(Data records)
● ● ● ●

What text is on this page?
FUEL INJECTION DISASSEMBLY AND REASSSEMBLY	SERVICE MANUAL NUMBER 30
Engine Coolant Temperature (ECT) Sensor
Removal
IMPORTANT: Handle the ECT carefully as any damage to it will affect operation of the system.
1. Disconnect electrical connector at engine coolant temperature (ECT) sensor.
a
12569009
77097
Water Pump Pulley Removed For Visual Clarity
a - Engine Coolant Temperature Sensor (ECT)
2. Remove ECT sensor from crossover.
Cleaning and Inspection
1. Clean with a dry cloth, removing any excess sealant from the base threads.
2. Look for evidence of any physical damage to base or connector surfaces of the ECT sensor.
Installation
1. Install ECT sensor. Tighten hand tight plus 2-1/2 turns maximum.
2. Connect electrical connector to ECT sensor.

● ● ● ●

▶ GOAL OF THE EXERCISE
Copy out all of the records above with nothing altered.

▶ CORRECT ANSWER
What text is on this page?
FUEL INJECTION DISASSEMBLY AND REASSSEMBLY	SERVICE MANUAL NUMBER 30
Engine Coolant Temperature (ECT) Sensor
Removal
IMPORTANT: Handle the ECT carefully as any damage to it will affect operation of the system.
1. Disconnect electrical connector at engine coolant temperature (ECT) sensor.
a
12569009
77097
Water Pump Pulley Removed For Visual Clarity
a - Engine Coolant Temperature Sensor (ECT)
2. Remove ECT sensor from crossover.
Cleaning and Inspection
1. Clean with a dry cloth, removing any excess sealant from the base threads.
2. Look for evidence of any physical damage to base or connector surfaces of the ECT sensor.
Installation
1. Install ECT sensor. Tighten hand tight plus 2-1/2 turns maximum.
2. Connect electrical connector to ECT sensor.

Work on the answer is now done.